___ RECORDS FOR THE TASK

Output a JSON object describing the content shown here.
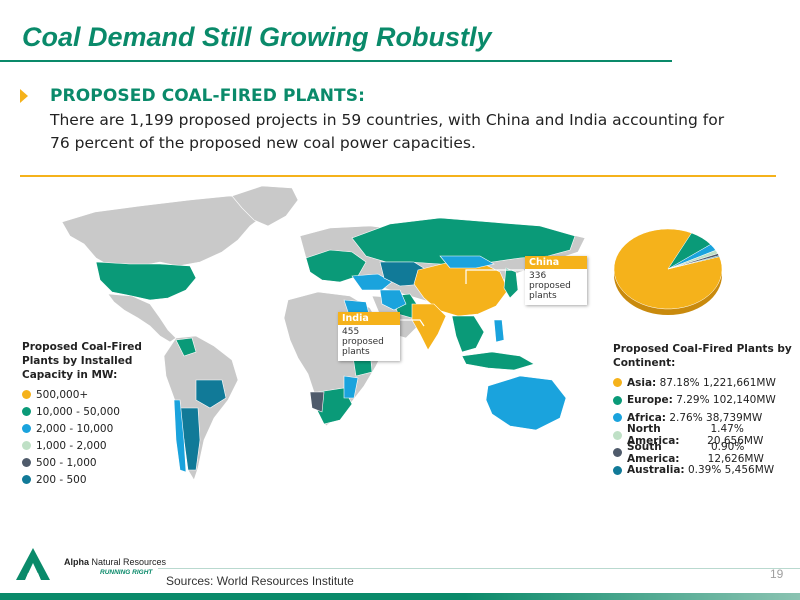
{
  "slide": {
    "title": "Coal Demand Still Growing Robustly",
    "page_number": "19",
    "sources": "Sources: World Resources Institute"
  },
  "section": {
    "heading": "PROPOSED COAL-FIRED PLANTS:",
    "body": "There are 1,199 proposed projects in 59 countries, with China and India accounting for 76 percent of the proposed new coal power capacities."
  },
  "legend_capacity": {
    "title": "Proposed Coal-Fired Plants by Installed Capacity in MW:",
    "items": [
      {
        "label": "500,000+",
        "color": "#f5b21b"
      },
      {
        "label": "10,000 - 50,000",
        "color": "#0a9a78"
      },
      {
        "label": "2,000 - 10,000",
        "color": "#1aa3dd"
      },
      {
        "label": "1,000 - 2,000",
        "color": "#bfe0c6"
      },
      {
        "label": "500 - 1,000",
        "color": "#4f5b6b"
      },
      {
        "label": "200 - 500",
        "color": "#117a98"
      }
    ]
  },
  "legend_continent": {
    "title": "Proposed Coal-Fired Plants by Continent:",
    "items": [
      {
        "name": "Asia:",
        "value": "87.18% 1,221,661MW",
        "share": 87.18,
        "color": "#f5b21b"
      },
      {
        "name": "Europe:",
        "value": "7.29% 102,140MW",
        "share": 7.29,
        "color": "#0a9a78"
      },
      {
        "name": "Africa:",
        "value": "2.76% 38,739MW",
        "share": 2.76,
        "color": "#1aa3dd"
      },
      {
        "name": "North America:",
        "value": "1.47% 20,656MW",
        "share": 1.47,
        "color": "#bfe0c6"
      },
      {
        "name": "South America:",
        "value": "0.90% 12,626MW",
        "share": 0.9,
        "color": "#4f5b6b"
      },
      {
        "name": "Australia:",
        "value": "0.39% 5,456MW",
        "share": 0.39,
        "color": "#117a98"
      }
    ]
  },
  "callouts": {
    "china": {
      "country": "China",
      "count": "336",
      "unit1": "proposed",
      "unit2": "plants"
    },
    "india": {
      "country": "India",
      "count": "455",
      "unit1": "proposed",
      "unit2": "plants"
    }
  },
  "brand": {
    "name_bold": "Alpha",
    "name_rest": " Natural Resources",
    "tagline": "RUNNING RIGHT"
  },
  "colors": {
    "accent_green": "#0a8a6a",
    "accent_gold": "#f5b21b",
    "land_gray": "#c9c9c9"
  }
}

______

> PROBLEM DESCRIPTION: From the listing, extract all text exactly as given and drop any picture.

> PROBLEM SOLUTION:
Output a JSON object describing the content shown here.
{
  "slide": {
    "title": "Coal Demand Still Growing Robustly",
    "page_number": "19",
    "sources": "Sources: World Resources Institute"
  },
  "section": {
    "heading": "PROPOSED COAL-FIRED PLANTS:",
    "body": "There are 1,199 proposed projects in 59 countries, with China and India accounting for 76 percent of the proposed new coal power capacities."
  },
  "legend_capacity": {
    "title": "Proposed Coal-Fired Plants by Installed Capacity in MW:",
    "items": [
      {
        "label": "500,000+",
        "color": "#f5b21b"
      },
      {
        "label": "10,000 - 50,000",
        "color": "#0a9a78"
      },
      {
        "label": "2,000 - 10,000",
        "color": "#1aa3dd"
      },
      {
        "label": "1,000 - 2,000",
        "color": "#bfe0c6"
      },
      {
        "label": "500 - 1,000",
        "color": "#4f5b6b"
      },
      {
        "label": "200 - 500",
        "color": "#117a98"
      }
    ]
  },
  "legend_continent": {
    "title": "Proposed Coal-Fired Plants by Continent:",
    "items": [
      {
        "name": "Asia:",
        "value": "87.18% 1,221,661MW",
        "share": 87.18,
        "color": "#f5b21b"
      },
      {
        "name": "Europe:",
        "value": "7.29% 102,140MW",
        "share": 7.29,
        "color": "#0a9a78"
      },
      {
        "name": "Africa:",
        "value": "2.76% 38,739MW",
        "share": 2.76,
        "color": "#1aa3dd"
      },
      {
        "name": "North America:",
        "value": "1.47% 20,656MW",
        "share": 1.47,
        "color": "#bfe0c6"
      },
      {
        "name": "South America:",
        "value": "0.90% 12,626MW",
        "share": 0.9,
        "color": "#4f5b6b"
      },
      {
        "name": "Australia:",
        "value": "0.39% 5,456MW",
        "share": 0.39,
        "color": "#117a98"
      }
    ]
  },
  "callouts": {
    "china": {
      "country": "China",
      "count": "336",
      "unit1": "proposed",
      "unit2": "plants"
    },
    "india": {
      "country": "India",
      "count": "455",
      "unit1": "proposed",
      "unit2": "plants"
    }
  },
  "brand": {
    "name_bold": "Alpha",
    "name_rest": " Natural Resources",
    "tagline": "RUNNING RIGHT"
  },
  "colors": {
    "accent_green": "#0a8a6a",
    "accent_gold": "#f5b21b",
    "land_gray": "#c9c9c9"
  }
}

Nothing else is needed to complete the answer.